→ **Do this**
Gather each line containing the string "materials" from these entries.

→ **Stored items**
■ ■ ■

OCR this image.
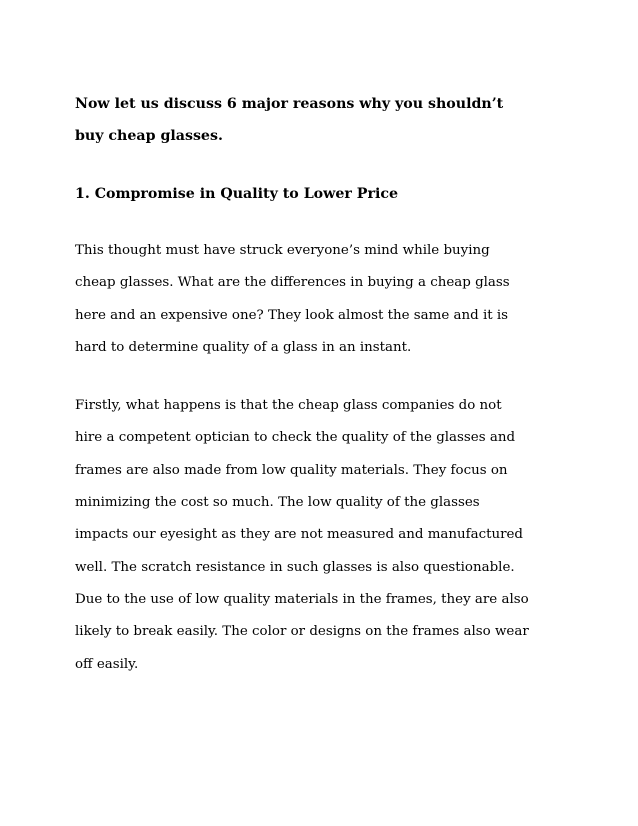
Now let us discuss 6 major reasons why you shouldn’t
buy cheap glasses.
1. Compromise in Quality to Lower Price

This thought must have struck everyone’s mind while buying
cheap glasses. What are the differences in buying a cheap glass
here and an expensive one? They look almost the same and it is
hard to determine quality of a glass in an instant.

Firstly, what happens is that the cheap glass companies do not
hire a competent optician to check the quality of the glasses and
frames are also made from low quality materials. They focus on
minimizing the cost so much. The low quality of the glasses
impacts our eyesight as they are not measured and manufactured
well. The scratch resistance in such glasses is also questionable.
Due to the use of low quality materials in the frames, they are also
likely to break easily. The color or designs on the frames also wear
off easily.
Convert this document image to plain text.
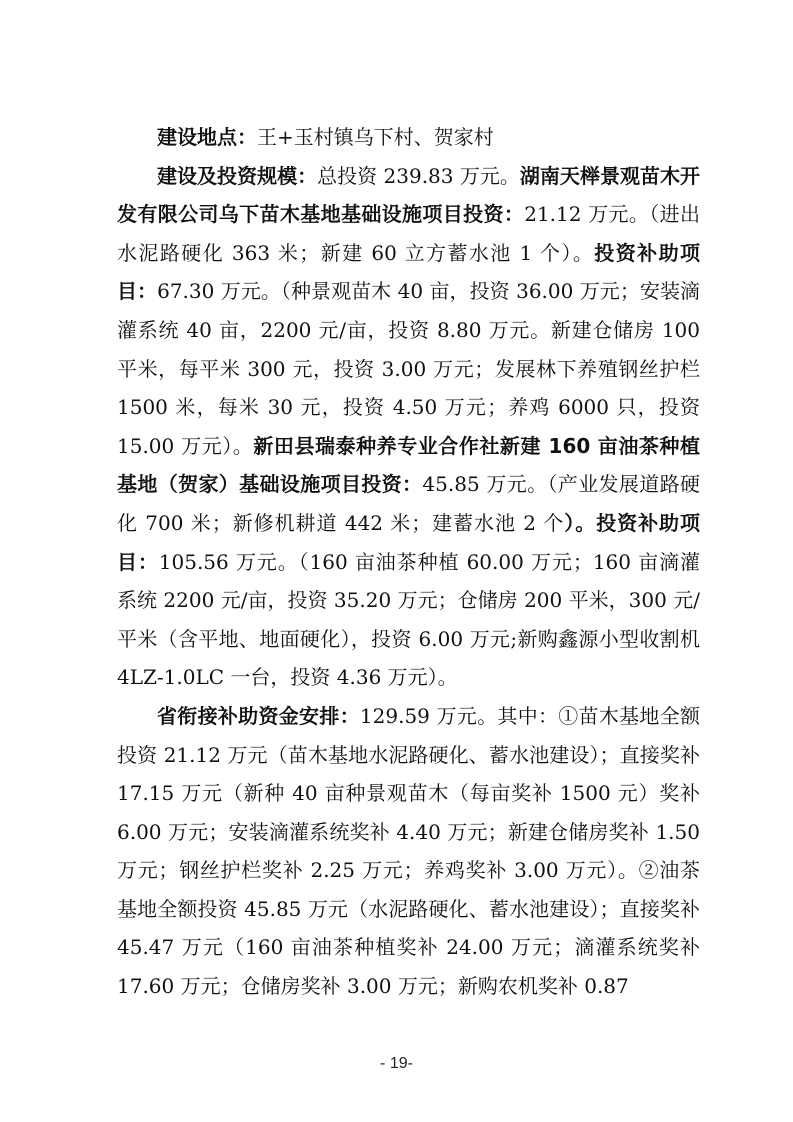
建设地点：王+玉村镇乌下村、贺家村

建设及投资规模：总投资 239.83 万元。湖南天榉景观苗木开发有限公司乌下苗木基地基础设施项目投资：21.12 万元。（进出水泥路硬化 363 米；新建 60 立方蓄水池 1 个）。投资补助项目：67.30 万元。（种景观苗木 40 亩，投资 36.00 万元；安装滴灌系统 40 亩，2200 元/亩，投资 8.80 万元。新建仓储房 100 平米，每平米 300 元，投资 3.00 万元；发展林下养殖钢丝护栏 1500 米，每米 30 元，投资 4.50 万元；养鸡 6000 只，投资 15.00 万元）。新田县瑞泰种养专业合作社新建 160 亩油茶种植基地（贺家）基础设施项目投资：45.85 万元。（产业发展道路硬化 700 米；新修机耕道 442 米；建蓄水池 2 个）。投资补助项目：105.56 万元。（160 亩油茶种植 60.00 万元；160 亩滴灌系统 2200 元/亩，投资 35.20 万元；仓储房 200 平米，300 元/平米（含平地、地面硬化），投资 6.00 万元;新购鑫源小型收割机 4LZ-1.0LC 一台，投资 4.36 万元）。

省衔接补助资金安排：129.59 万元。其中：①苗木基地全额投资 21.12 万元（苗木基地水泥路硬化、蓄水池建设）；直接奖补 17.15 万元（新种 40 亩种景观苗木（每亩奖补 1500 元）奖补 6.00 万元；安装滴灌系统奖补 4.40 万元；新建仓储房奖补 1.50 万元；钢丝护栏奖补 2.25 万元；养鸡奖补 3.00 万元）。②油茶基地全额投资 45.85 万元（水泥路硬化、蓄水池建设）；直接奖补 45.47 万元（160 亩油茶种植奖补 24.00 万元；滴灌系统奖补 17.60 万元；仓储房奖补 3.00 万元；新购农机奖补 0.87

- 19-
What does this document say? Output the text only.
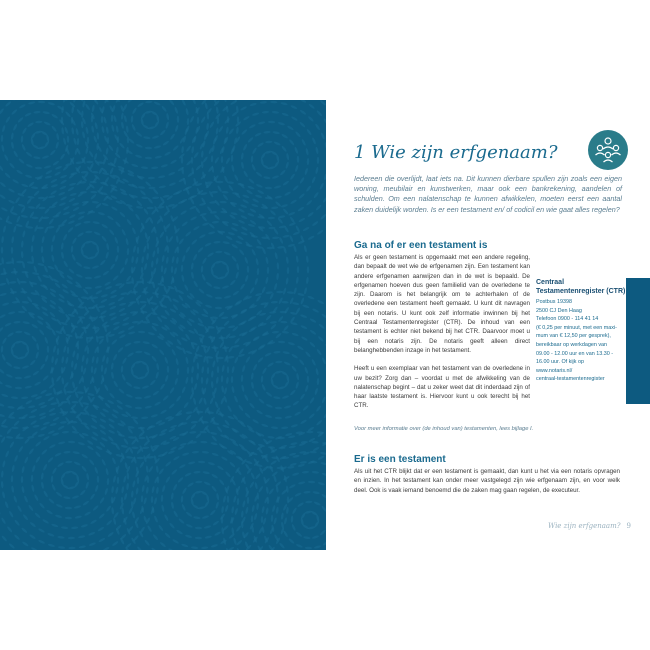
1 Wie zijn erfgenaam?
Iedereen die overlijdt, laat iets na. Dit kunnen dierbare spullen zijn zoals een eigen woning, meubilair en kunstwerken, maar ook een bankrekening, aandelen of schulden. Om een nalatenschap te kunnen afwikkelen, moeten eerst een aantal zaken duidelijk worden. Is er een testament en/ of codicil en wie gaat alles regelen?
Ga na of er een testament is

Als er geen testament is opgemaakt met een andere regeling, dan bepaalt de wet wie de erfgenamen zijn. Een testament kan andere erfgenamen aanwijzen dan in de wet is bepaald. De erfgenamen hoeven dus geen familielid van de overledene te zijn. Daarom is het belangrijk om te achterhalen of de overledene een testament heeft gemaakt. U kunt dit navragen bij een notaris. U kunt ook zelf informatie inwinnen bij het Centraal Testamentenregister (CTR). De inhoud van een testament is echter niet bekend bij het CTR. Daarvoor moet u bij een notaris zijn. De notaris geeft alleen direct belanghebbenden inzage in het testament.

Heeft u een exemplaar van het testament van de overledene in uw bezit? Zorg dan – voordat u met de afwikkeling van de nalatenschap begint – dat u zeker weet dat dit inderdaad zijn of haar laatste testament is. Hiervoor kunt u ook terecht bij het CTR.

Centraal
Testamentenregister (CTR)
Postbus 19398
2500 CJ Den Haag
Telefoon 0900 - 114 41 14
(€ 0,25 per minuut, met een maxi-
mum van € 12,50 per gesprek),
bereikbaar op werkdagen van
09.00 - 12.00 uur en van 13.30 -
16.00 uur. Of kijk op
www.notaris.nl/
centraal-testamentenregister
Voor meer informatie over (de inhoud van) testamenten, lees bijlage I.
Er is een testament

Als uit het CTR blijkt dat er een testament is gemaakt, dan kunt u het via een notaris opvragen en inzien. In het testament kan onder meer vastgelegd zijn wie erfgenaam zijn, en voor welk deel. Ook is vaak iemand benoemd die de zaken mag gaan regelen, de executeur.

Wie zijn erfgenaam? 9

■ ■ ■

→ **Result of the exercise**
frames are also made from low quality materials. They focus on
Due to the use of low quality materials in the frames, they are also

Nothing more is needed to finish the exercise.